══ Given records

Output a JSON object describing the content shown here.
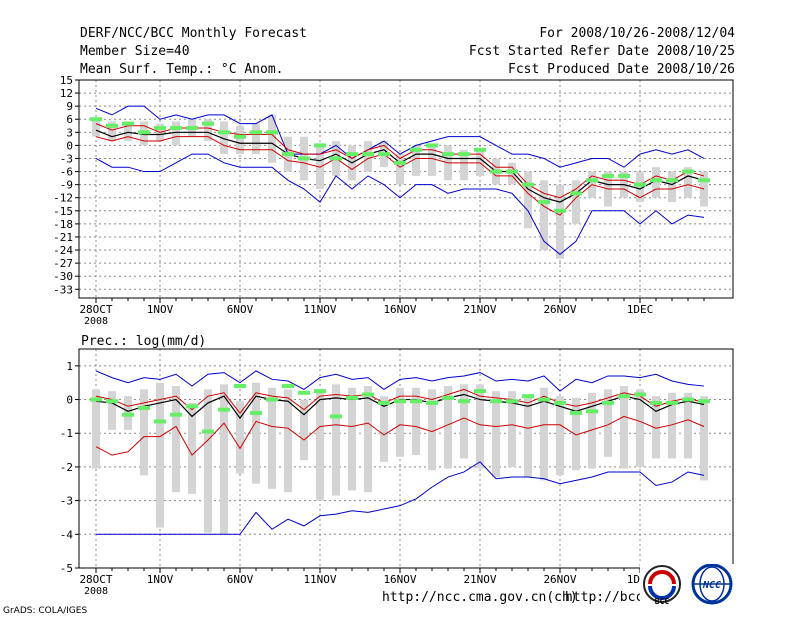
{
  "header": {
    "title": "DERF/NCC/BCC Monthly Forecast",
    "member_size": "Member Size=40",
    "variable": "Mean Surf. Temp.: °C Anom.",
    "period": "For 2008/10/26-2008/12/04",
    "fcst_started": "Fcst Started Refer Date 2008/10/25",
    "fcst_produced": "Fcst Produced Date 2008/10/26"
  },
  "footer": {
    "url1": "http://ncc.cma.gov.cn(ch)",
    "url2": "http://bcc.",
    "grads": "GrADS: COLA/IGES",
    "logo1": "BCC",
    "logo2": "NCC"
  },
  "colors": {
    "upper": "#0000cc",
    "lower": "#0000cc",
    "p25_p75": "#cc0000",
    "median": "#000000",
    "observed": "#66ee66",
    "spread": "#d4d4d4",
    "grid": "#888888"
  },
  "chart_data": [
    {
      "type": "line",
      "title": "Mean Surf. Temp.: °C Anom.",
      "ylim": [
        -35,
        15
      ],
      "yticks": [
        15,
        12,
        9,
        6,
        3,
        0,
        -3,
        -6,
        -9,
        -12,
        -15,
        -18,
        -21,
        -24,
        -27,
        -30,
        -33
      ],
      "x_tick_labels": [
        {
          "day": 0,
          "label": "28OCT",
          "sub": "2008"
        },
        {
          "day": 4,
          "label": "1NOV"
        },
        {
          "day": 9,
          "label": "6NOV"
        },
        {
          "day": 14,
          "label": "11NOV"
        },
        {
          "day": 19,
          "label": "16NOV"
        },
        {
          "day": 24,
          "label": "21NOV"
        },
        {
          "day": 29,
          "label": "26NOV"
        },
        {
          "day": 34,
          "label": "1DEC"
        }
      ],
      "x": [
        0,
        1,
        2,
        3,
        4,
        5,
        6,
        7,
        8,
        9,
        10,
        11,
        12,
        13,
        14,
        15,
        16,
        17,
        18,
        19,
        20,
        21,
        22,
        23,
        24,
        25,
        26,
        27,
        28,
        29,
        30,
        31,
        32,
        33,
        34,
        35,
        36,
        37,
        38
      ],
      "series": [
        {
          "name": "upper",
          "values": [
            8.5,
            7,
            9,
            9,
            6,
            7,
            6,
            7,
            7,
            5,
            5,
            7,
            -2,
            -2,
            -2,
            0,
            -3,
            -1,
            1,
            -2,
            0,
            1,
            2,
            2,
            2,
            0,
            -2,
            -2,
            -3,
            -5,
            -4,
            -3,
            -3,
            -5,
            -2,
            -1,
            -2,
            -1,
            -3
          ]
        },
        {
          "name": "p75",
          "values": [
            5,
            3.5,
            4.5,
            4.5,
            3,
            4,
            4,
            4,
            3,
            2.5,
            2.5,
            2.5,
            -1,
            -2,
            -2,
            -1,
            -3,
            -1,
            0,
            -3,
            -1,
            -1,
            -2,
            -2,
            -2,
            -5,
            -5,
            -9,
            -11,
            -12,
            -10,
            -7,
            -8,
            -8,
            -9,
            -7,
            -8,
            -6,
            -7
          ]
        },
        {
          "name": "median",
          "values": [
            3.5,
            2,
            3,
            2.5,
            2.5,
            3,
            3,
            3,
            1.5,
            0.5,
            0.5,
            0.5,
            -2,
            -3,
            -3.5,
            -2,
            -4,
            -2,
            -1,
            -4,
            -2,
            -2,
            -3,
            -3,
            -3,
            -6,
            -6,
            -10,
            -12,
            -13,
            -11,
            -8,
            -9,
            -9,
            -10,
            -8,
            -9,
            -7,
            -8
          ]
        },
        {
          "name": "p25",
          "values": [
            2,
            1,
            2,
            1,
            1,
            2,
            2,
            2,
            0,
            -1,
            -1,
            -1,
            -3.5,
            -4,
            -5,
            -3,
            -5.5,
            -3,
            -2,
            -5,
            -3,
            -3,
            -4,
            -4,
            -4,
            -7,
            -7,
            -11,
            -14,
            -16,
            -12,
            -9,
            -10,
            -10,
            -12,
            -10,
            -10,
            -9,
            -10
          ]
        },
        {
          "name": "lower",
          "values": [
            -3,
            -5,
            -5,
            -6,
            -6,
            -4,
            -2,
            -2,
            -4,
            -5,
            -5,
            -5,
            -8,
            -10,
            -13,
            -7,
            -10,
            -7,
            -9,
            -12,
            -9,
            -9,
            -11,
            -10,
            -10,
            -10,
            -11,
            -15,
            -22,
            -25,
            -22,
            -15,
            -15,
            -15,
            -18,
            -15,
            -18,
            -16,
            -16.5
          ]
        },
        {
          "name": "spread_top",
          "values": [
            6,
            5.5,
            5.5,
            5.5,
            5,
            5.5,
            6,
            6,
            5.5,
            4.5,
            5,
            7,
            2,
            2,
            0,
            1,
            0,
            1,
            1,
            -2,
            0,
            0,
            0,
            -1,
            -1,
            -3,
            -4,
            -6,
            -8,
            -9,
            -8,
            -6,
            -6,
            -6,
            -6,
            -5,
            -6,
            -5,
            -6
          ]
        },
        {
          "name": "spread_bot",
          "values": [
            2,
            1,
            1,
            0,
            1,
            0,
            2,
            1,
            -2,
            -2,
            -2,
            -4,
            -6,
            -8,
            -10,
            -7,
            -8,
            -6,
            -5,
            -9,
            -7,
            -7,
            -8,
            -8,
            -7,
            -9,
            -9,
            -19,
            -24,
            -26,
            -18,
            -12,
            -14,
            -12,
            -13,
            -12,
            -13,
            -12,
            -14
          ]
        },
        {
          "name": "observed",
          "values": [
            6,
            4.5,
            5,
            3,
            4,
            4,
            4,
            5,
            3,
            2,
            3,
            3,
            -2,
            -3,
            0,
            -3,
            -2,
            -2,
            -2,
            -4,
            -1,
            0,
            -2,
            -2,
            -1,
            -6,
            -6,
            -9,
            -13,
            -15,
            -11,
            -8,
            -7,
            -7,
            -9,
            -8,
            -8,
            -6,
            -8
          ]
        }
      ]
    },
    {
      "type": "line",
      "title": "Prec.: log(mm/d)",
      "ylim": [
        -5,
        1.5
      ],
      "yticks": [
        1,
        0,
        -1,
        -2,
        -3,
        -4,
        -5
      ],
      "x_tick_labels": [
        {
          "day": 0,
          "label": "28OCT",
          "sub": "2008"
        },
        {
          "day": 4,
          "label": "1NOV"
        },
        {
          "day": 9,
          "label": "6NOV"
        },
        {
          "day": 14,
          "label": "11NOV"
        },
        {
          "day": 19,
          "label": "16NOV"
        },
        {
          "day": 24,
          "label": "21NOV"
        },
        {
          "day": 29,
          "label": "26NOV"
        },
        {
          "day": 34,
          "label": "1DEC"
        }
      ],
      "x": [
        0,
        1,
        2,
        3,
        4,
        5,
        6,
        7,
        8,
        9,
        10,
        11,
        12,
        13,
        14,
        15,
        16,
        17,
        18,
        19,
        20,
        21,
        22,
        23,
        24,
        25,
        26,
        27,
        28,
        29,
        30,
        31,
        32,
        33,
        34,
        35,
        36,
        37,
        38
      ],
      "series": [
        {
          "name": "upper",
          "values": [
            0.85,
            0.65,
            0.5,
            0.65,
            0.6,
            0.75,
            0.4,
            0.75,
            0.8,
            0.5,
            0.85,
            0.6,
            0.55,
            0.3,
            0.65,
            0.75,
            0.6,
            0.65,
            0.3,
            0.6,
            0.65,
            0.55,
            0.65,
            0.7,
            0.8,
            0.55,
            0.6,
            0.55,
            0.7,
            0.25,
            0.6,
            0.5,
            0.7,
            0.7,
            0.65,
            0.75,
            0.55,
            0.45,
            0.4
          ]
        },
        {
          "name": "p75",
          "values": [
            0.1,
            0,
            -0.2,
            -0.1,
            0,
            0.1,
            -0.3,
            0.1,
            0.2,
            -0.4,
            0.2,
            0.1,
            0.05,
            -0.3,
            0.1,
            0.15,
            0.1,
            0.15,
            -0.1,
            0.1,
            0.1,
            0,
            0.15,
            0.3,
            0.1,
            0.05,
            0,
            -0.1,
            0.1,
            -0.1,
            -0.2,
            -0.1,
            0.05,
            0.2,
            0.1,
            -0.2,
            -0.05,
            0.05,
            -0.1
          ]
        },
        {
          "name": "median",
          "values": [
            -0.05,
            -0.1,
            -0.35,
            -0.2,
            -0.1,
            0,
            -0.5,
            -0.1,
            0.1,
            -0.55,
            0.1,
            0,
            -0.05,
            -0.45,
            0,
            0.05,
            0,
            0.05,
            -0.2,
            0,
            0,
            -0.1,
            0.05,
            0.15,
            0,
            -0.05,
            -0.1,
            -0.2,
            -0.05,
            -0.2,
            -0.35,
            -0.2,
            -0.05,
            0.1,
            0,
            -0.35,
            -0.15,
            -0.05,
            -0.15
          ]
        },
        {
          "name": "p25",
          "values": [
            -1.4,
            -1.65,
            -1.55,
            -1.1,
            -1.1,
            -0.8,
            -1.65,
            -1.2,
            -0.7,
            -1.45,
            -0.65,
            -0.8,
            -0.85,
            -1.2,
            -0.8,
            -0.75,
            -0.8,
            -0.7,
            -1.05,
            -0.75,
            -0.8,
            -0.95,
            -0.75,
            -0.55,
            -0.75,
            -0.8,
            -0.75,
            -0.85,
            -0.75,
            -0.75,
            -1.05,
            -0.9,
            -0.75,
            -0.5,
            -0.65,
            -0.85,
            -0.75,
            -0.6,
            -0.8
          ]
        },
        {
          "name": "lower",
          "values": [
            -4,
            -4,
            -4,
            -4,
            -4,
            -4,
            -4,
            -4,
            -4,
            -4,
            -3.35,
            -3.85,
            -3.55,
            -3.75,
            -3.45,
            -3.4,
            -3.3,
            -3.35,
            -3.25,
            -3.15,
            -2.95,
            -2.6,
            -2.3,
            -2.15,
            -1.85,
            -2.35,
            -2.3,
            -2.3,
            -2.35,
            -2.5,
            -2.4,
            -2.3,
            -2.15,
            -2.15,
            -2.15,
            -2.55,
            -2.45,
            -2.15,
            -2.25
          ]
        },
        {
          "name": "spread_top",
          "values": [
            0.3,
            0.25,
            0.1,
            0.3,
            0.5,
            0.4,
            -0.1,
            0.3,
            0.45,
            -0.05,
            0.5,
            0.35,
            0.3,
            0,
            0.3,
            0.45,
            0.35,
            0.4,
            0.1,
            0.35,
            0.35,
            0.3,
            0.4,
            0.45,
            0.45,
            0.25,
            0.25,
            0.15,
            0.35,
            0.1,
            0.05,
            0.2,
            0.3,
            0.4,
            0.3,
            0.1,
            0.2,
            0.2,
            0.1
          ]
        },
        {
          "name": "spread_bot",
          "values": [
            -2.05,
            -0.9,
            -0.9,
            -2.25,
            -3.8,
            -2.75,
            -2.8,
            -3.95,
            -4.0,
            -2.2,
            -2.5,
            -2.65,
            -2.75,
            -1.8,
            -3.0,
            -2.85,
            -2.7,
            -2.75,
            -1.85,
            -1.7,
            -1.65,
            -2.1,
            -2.05,
            -1.75,
            -2.05,
            -2.3,
            -2.0,
            -2.3,
            -2.4,
            -2.25,
            -2.1,
            -2.05,
            -1.7,
            -2.05,
            -2.0,
            -1.75,
            -1.75,
            -1.75,
            -2.4
          ]
        },
        {
          "name": "observed",
          "values": [
            0,
            -0.05,
            -0.45,
            -0.25,
            -0.65,
            -0.45,
            -0.2,
            -0.95,
            -0.3,
            0.4,
            -0.4,
            0,
            0.4,
            0.2,
            0.25,
            -0.5,
            0.05,
            0.15,
            -0.1,
            -0.05,
            -0.05,
            -0.1,
            0.05,
            -0.05,
            0.25,
            -0.05,
            -0.05,
            0.1,
            0,
            -0.1,
            -0.4,
            -0.35,
            -0.1,
            0.1,
            0.15,
            -0.1,
            -0.1,
            0,
            -0.05
          ]
        }
      ]
    }
  ]
}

════

- _Task statement_
Using the records above, pull out each line where the word "Fcst" occurs.

- _Result for this task_
    "fcst_started": "Fcst Started Refer Date 2008/10/25",
    "fcst_produced": "Fcst Produced Date 2008/10/26"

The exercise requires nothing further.